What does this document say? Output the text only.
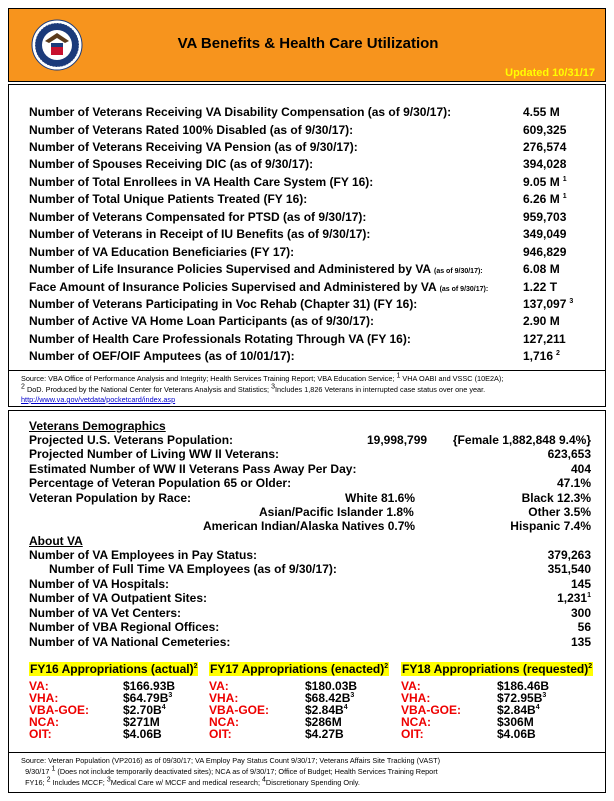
VA Benefits & Health Care Utilization
Updated 10/31/17
Number of Veterans Receiving VA Disability Compensation (as of 9/30/17):	4.55 M
Number of Veterans Rated 100% Disabled (as of 9/30/17):	609,325
Number of Veterans Receiving VA Pension (as of 9/30/17):	276,574
Number of Spouses Receiving DIC (as of 9/30/17):	394,028
Number of Total Enrollees in VA Health Care System (FY 16):	9.05 M $^1$
Number of Total Unique Patients Treated (FY 16):	6.26 M $^1$
Number of Veterans Compensated for PTSD (as of 9/30/17):	959,703
Number of Veterans in Receipt of IU Benefits (as of 9/30/17):	349,049
Number of VA Education Beneficiaries (FY 17):	946,829
Number of Life Insurance Policies Supervised and Administered by VA (as of 9/30/17):	6.08 M
Face Amount of Insurance Policies Supervised and Administered by VA (as of 9/30/17):	1.22 T
Number of Veterans Participating in Voc Rehab (Chapter 31) (FY 16):	137,097 $^3$
Number of Active VA Home Loan Participants (as of 9/30/17):	2.90 M
Number of Health Care Professionals Rotating Through VA (FY 16):	127,211
Number of OEF/OIF Amputees (as of 10/01/17):	1,716 $^2$
Source: VBA Office of Performance Analysis and Integrity; Health Services Training Report; VBA Education Service; $^1$ VHA OABI and VSSC (10E2A);
$^2$ DoD. Produced by the National Center for Veterans Analysis and Statistics; $^3$Includes 1,826 Veterans in interrupted case status over one year.
http://www.va.gov/vetdata/pocketcard/index.asp
Veterans Demographics
Projected U.S. Veterans Population:	19,998,799 {Female 1,882,848 9.4%}
Projected Number of Living WW II Veterans:	623,653
Estimated Number of WW II Veterans Pass Away Per Day:	404
Percentage of Veteran Population 65 or Older:	47.1%
Veteran Population by Race:	White 81.6%	Black 12.3%
Asian/Pacific Islander 1.8%	Other 3.5%
American Indian/Alaska Natives 0.7%	Hispanic 7.4%
About VA
Number of VA Employees in Pay Status:	379,263
Number of Full Time VA Employees (as of 9/30/17):	351,540
Number of VA Hospitals:	145
Number of VA Outpatient Sites:	1,231$^1$
Number of VA Vet Centers:	300
Number of VBA Regional Offices:	56
Number of VA National Cemeteries:	135
FY16 Appropriations (actual)$^2$
VA:	$166.93B
VHA:	$\$64.79B^3$
VBA-GOE:	$\$2.70B^4$
NCA:	$271M
OIT:	$4.06B
FY17 Appropriations (enacted)$^2$
VA:	$180.03B
VHA:	$\$68.42B^3$
VBA-GOE:	$\$2.84B^4$
NCA:	$286M
OIT:	$4.27B
FY18 Appropriations (requested)$^2$
VA:	$186.46B
VHA:	$\$72.95B^3$
VBA-GOE:	$\$2.84B^4$
NCA:	$306M
OIT:	$4.06B
Source: Veteran Population (VP2016) as of 09/30/17; VA Employ Pay Status Count 9/30/17; Veterans Affairs Site Tracking (VAST)
9/30/17 $^1$ (Does not include temporarily deactivated sites); NCA as of 9/30/17; Office of Budget; Health Services Training Report
FY16; $^2$ Includes MCCF; $^3$Medical Care w/ MCCF and medical research; $^4$Discretionary Spending Only.
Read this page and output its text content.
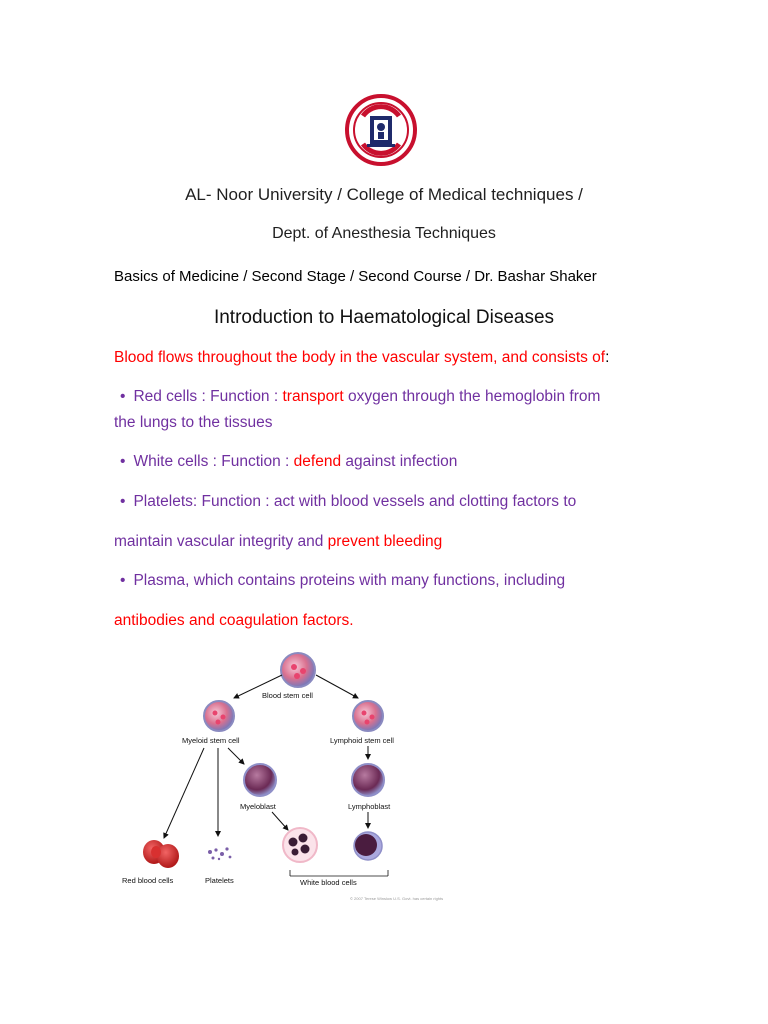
AL- Noor University / College of Medical techniques /
Dept. of Anesthesia Techniques
Basics of Medicine / Second Stage / Second Course / Dr. Bashar Shaker
Introduction to Haematological Diseases
Blood flows throughout the body in the vascular system, and consists of:
• Red cells : Function : transport oxygen through the hemoglobin from
the lungs to the tissues
• White cells : Function : defend against infection
• Platelets: Function : act with blood vessels and clotting factors to
maintain vascular integrity and prevent bleeding
• Plasma, which contains proteins with many functions, including
antibodies and coagulation factors.
Blood stem cell
Myeloid stem cell	Lymphoid stem cell
Myeloblast	Lymphoblast
Red blood cells	Platelets	White blood cells
© 2007 Terese Winslow U.S. Govt. has certain rights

+++++

[Exercise objective]:
Nothing but a number is expected: how many lines in the listing above contain "Services"?

[Response to this task]:
2